= Required work =
Locate and copy each line in the data that contains the word "could".

#### Listing ####

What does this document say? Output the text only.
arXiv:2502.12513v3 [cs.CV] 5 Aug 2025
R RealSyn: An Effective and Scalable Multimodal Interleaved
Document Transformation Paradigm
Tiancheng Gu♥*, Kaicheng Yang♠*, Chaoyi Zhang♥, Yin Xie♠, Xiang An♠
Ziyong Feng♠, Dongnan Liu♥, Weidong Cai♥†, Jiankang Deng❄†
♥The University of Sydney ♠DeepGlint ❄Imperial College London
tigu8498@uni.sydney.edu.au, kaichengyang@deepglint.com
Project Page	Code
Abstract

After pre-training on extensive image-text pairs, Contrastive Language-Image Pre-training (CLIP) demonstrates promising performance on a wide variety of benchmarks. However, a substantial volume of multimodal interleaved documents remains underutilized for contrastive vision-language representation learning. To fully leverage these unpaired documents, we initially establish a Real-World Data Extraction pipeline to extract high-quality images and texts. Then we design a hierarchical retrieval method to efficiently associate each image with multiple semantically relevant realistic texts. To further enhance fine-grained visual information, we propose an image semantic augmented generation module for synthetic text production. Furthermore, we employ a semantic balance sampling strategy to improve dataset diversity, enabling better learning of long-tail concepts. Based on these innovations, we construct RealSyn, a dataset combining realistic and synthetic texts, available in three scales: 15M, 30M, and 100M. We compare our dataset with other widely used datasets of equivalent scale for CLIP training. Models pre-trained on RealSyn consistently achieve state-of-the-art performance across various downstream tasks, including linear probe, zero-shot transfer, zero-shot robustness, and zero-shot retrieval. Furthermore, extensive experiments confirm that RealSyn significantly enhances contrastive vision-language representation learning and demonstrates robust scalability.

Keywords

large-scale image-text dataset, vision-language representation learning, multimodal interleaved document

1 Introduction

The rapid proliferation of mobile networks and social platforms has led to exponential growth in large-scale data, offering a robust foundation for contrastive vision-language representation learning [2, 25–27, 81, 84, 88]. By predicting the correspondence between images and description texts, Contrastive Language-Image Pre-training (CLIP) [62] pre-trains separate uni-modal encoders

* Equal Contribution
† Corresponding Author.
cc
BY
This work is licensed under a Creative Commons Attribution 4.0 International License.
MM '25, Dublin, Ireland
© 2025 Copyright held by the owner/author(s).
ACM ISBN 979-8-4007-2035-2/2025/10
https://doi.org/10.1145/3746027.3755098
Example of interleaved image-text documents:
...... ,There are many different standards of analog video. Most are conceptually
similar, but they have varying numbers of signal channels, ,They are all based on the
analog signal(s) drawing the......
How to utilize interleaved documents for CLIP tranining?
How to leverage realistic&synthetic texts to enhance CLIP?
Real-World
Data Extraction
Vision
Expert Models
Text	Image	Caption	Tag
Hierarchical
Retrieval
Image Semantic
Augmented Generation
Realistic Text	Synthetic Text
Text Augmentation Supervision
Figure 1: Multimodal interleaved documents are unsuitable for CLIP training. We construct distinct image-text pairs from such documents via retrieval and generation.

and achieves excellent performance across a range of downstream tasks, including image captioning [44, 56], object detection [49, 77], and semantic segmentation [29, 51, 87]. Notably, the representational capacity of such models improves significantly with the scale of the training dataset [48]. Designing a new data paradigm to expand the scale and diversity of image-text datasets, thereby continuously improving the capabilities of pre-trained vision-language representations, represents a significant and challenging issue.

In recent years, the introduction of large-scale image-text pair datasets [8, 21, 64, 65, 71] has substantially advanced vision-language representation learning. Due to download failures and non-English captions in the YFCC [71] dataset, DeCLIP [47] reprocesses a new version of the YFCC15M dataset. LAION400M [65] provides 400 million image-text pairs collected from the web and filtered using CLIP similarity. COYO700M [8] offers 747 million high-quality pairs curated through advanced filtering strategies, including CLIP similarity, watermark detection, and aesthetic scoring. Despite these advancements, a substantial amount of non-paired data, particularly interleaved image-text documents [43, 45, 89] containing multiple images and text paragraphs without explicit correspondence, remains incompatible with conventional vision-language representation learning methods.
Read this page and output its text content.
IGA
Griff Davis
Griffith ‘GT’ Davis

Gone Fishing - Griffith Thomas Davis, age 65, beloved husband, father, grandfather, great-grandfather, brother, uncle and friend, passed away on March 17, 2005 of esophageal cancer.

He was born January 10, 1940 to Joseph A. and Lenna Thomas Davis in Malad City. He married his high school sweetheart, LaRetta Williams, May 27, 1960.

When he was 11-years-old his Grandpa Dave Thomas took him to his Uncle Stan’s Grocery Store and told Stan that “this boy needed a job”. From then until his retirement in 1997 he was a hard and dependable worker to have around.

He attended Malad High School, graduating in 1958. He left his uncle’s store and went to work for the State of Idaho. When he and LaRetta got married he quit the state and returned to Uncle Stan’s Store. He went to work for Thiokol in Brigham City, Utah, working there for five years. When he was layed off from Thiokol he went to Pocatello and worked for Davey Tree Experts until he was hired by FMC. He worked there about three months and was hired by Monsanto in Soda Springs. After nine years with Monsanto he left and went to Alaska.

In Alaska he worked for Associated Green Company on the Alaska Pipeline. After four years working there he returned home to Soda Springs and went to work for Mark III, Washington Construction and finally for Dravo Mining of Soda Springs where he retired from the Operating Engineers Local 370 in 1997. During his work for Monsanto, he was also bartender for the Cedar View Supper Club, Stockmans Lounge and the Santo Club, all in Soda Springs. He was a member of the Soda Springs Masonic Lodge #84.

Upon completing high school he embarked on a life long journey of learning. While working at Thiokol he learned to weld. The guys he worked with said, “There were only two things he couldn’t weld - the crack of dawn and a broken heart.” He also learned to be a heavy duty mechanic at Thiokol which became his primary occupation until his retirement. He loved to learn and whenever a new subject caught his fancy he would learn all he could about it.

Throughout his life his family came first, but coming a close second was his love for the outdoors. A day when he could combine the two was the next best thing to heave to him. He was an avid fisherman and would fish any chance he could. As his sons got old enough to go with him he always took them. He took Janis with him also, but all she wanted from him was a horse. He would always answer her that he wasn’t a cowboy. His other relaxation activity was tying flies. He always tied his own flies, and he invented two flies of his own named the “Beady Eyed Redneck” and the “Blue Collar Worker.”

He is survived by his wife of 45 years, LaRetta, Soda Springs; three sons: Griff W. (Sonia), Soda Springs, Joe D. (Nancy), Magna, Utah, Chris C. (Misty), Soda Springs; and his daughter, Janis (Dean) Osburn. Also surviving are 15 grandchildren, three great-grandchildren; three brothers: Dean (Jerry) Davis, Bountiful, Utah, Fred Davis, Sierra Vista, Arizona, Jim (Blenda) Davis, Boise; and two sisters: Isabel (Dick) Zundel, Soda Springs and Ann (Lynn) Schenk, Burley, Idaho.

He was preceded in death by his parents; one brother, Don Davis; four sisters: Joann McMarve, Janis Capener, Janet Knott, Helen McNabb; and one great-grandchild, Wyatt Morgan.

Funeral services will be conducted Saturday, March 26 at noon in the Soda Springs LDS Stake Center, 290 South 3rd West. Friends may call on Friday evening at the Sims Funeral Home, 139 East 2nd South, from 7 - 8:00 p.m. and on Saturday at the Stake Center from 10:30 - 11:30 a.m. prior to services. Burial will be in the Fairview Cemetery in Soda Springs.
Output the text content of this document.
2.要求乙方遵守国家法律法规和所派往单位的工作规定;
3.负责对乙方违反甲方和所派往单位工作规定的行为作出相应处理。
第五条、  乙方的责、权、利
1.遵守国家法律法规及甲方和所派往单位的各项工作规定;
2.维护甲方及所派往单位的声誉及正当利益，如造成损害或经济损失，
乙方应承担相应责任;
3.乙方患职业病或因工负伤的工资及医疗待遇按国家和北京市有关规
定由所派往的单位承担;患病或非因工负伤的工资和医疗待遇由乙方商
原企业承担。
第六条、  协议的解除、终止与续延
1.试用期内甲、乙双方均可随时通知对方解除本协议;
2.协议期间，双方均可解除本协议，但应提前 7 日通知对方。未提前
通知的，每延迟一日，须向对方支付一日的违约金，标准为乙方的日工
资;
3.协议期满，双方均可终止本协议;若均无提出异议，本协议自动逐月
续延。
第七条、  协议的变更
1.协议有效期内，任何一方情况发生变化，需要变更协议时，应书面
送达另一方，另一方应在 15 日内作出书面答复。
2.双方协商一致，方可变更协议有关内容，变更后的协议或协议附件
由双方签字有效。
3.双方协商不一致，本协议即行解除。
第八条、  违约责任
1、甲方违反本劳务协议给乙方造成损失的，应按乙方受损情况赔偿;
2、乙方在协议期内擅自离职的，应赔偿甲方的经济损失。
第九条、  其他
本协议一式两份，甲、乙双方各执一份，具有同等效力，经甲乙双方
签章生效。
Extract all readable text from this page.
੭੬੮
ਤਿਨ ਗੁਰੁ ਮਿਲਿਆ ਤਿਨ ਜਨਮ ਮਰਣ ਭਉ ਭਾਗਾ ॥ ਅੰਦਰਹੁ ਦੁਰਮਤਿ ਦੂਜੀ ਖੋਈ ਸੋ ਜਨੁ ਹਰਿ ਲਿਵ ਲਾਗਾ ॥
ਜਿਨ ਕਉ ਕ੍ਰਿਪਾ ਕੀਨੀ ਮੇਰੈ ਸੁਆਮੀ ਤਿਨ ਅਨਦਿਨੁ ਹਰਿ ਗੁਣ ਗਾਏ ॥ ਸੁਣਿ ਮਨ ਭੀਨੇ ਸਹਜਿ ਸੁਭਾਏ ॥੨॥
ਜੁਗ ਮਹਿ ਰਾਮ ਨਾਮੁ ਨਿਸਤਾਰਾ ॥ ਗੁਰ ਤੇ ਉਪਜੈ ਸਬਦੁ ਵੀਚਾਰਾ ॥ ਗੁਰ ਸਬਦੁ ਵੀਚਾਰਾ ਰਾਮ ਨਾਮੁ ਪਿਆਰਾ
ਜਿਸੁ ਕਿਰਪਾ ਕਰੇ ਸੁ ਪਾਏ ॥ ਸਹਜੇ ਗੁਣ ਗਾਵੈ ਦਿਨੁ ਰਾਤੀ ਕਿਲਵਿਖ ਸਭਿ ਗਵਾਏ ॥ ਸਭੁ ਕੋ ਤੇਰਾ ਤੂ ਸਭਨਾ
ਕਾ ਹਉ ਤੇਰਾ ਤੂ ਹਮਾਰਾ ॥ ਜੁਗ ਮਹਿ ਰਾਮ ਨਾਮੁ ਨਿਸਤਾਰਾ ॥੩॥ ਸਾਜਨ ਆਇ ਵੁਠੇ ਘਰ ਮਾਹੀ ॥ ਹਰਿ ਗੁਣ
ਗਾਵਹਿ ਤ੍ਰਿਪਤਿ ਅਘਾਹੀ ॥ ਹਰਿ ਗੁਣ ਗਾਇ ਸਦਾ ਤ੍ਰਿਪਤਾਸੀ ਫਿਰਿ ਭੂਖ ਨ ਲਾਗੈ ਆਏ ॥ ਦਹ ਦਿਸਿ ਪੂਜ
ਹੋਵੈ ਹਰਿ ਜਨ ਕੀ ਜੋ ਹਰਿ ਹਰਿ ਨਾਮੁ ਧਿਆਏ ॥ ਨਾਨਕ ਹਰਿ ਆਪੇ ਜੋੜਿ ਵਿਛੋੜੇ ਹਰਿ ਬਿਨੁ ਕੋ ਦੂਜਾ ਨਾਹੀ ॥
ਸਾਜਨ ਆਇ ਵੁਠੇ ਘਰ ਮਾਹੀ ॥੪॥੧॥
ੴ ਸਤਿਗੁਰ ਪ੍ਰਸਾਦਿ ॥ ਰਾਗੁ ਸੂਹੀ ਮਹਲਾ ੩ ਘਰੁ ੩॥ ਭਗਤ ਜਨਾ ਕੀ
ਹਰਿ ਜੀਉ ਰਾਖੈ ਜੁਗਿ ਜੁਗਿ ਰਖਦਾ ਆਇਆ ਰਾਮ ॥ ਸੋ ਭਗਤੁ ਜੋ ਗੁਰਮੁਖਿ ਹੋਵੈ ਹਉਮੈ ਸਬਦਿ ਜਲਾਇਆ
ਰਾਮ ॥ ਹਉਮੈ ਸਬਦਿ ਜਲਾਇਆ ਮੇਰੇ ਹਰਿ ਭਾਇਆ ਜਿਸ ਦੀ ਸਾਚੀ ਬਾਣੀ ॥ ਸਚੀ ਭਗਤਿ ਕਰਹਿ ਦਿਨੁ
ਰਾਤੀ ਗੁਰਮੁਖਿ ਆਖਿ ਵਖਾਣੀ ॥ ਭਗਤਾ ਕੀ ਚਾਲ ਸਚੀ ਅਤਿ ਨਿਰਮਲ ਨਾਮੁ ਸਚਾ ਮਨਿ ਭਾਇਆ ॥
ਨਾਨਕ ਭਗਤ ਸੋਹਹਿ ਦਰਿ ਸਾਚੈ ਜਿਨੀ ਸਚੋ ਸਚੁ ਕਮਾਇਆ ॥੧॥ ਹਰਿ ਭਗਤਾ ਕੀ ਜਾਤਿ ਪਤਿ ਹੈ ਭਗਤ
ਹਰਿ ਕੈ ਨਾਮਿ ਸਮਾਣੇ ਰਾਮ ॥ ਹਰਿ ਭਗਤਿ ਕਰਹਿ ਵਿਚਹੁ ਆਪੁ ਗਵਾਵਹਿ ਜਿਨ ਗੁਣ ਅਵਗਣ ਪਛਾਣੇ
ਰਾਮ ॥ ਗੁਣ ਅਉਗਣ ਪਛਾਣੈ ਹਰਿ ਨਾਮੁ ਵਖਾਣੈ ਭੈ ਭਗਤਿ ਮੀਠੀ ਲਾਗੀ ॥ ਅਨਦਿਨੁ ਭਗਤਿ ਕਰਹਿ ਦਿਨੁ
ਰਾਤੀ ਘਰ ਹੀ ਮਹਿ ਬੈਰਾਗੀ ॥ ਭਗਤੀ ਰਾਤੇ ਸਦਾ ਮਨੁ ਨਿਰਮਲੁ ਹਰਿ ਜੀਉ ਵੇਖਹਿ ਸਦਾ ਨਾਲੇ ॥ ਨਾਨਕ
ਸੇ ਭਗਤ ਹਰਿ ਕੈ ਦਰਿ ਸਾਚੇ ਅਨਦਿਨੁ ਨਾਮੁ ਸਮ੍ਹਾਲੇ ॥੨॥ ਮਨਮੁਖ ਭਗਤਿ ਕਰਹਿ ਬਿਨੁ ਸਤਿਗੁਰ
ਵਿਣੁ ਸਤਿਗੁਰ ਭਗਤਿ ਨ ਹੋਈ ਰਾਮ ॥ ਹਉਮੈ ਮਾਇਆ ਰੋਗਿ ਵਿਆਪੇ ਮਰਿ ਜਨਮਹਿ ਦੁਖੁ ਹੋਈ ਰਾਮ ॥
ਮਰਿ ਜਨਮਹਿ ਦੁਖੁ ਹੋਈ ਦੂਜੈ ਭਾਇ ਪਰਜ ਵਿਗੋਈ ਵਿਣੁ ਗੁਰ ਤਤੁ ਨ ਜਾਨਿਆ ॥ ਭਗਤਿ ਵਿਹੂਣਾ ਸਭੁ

####

= Full response =
Upon completing high school he embarked on a life long journey of learning. While working at Thiokol he learned to weld. The guys he worked with said, “There were only two things he couldn’t weld - the crack of dawn and a broken heart.” He also learned to be a heavy duty mechanic at Thiokol which became his primary occupation until his retirement. He loved to learn and whenever a new subject caught his fancy he would learn all he could about it.
Throughout his life his family came first, but coming a close second was his love for the outdoors. A day when he could combine the two was the next best thing to heave to him. He was an avid fisherman and would fish any chance he could. As his sons got old enough to go with him he always took them. He took Janis with him also, but all she wanted from him was a horse. He would always answer her that he wasn’t a cowboy. His other relaxation activity was tying flies. He always tied his own flies, and he invented two flies of his own named the “Beady Eyed Redneck” and the “Blue Collar Worker.”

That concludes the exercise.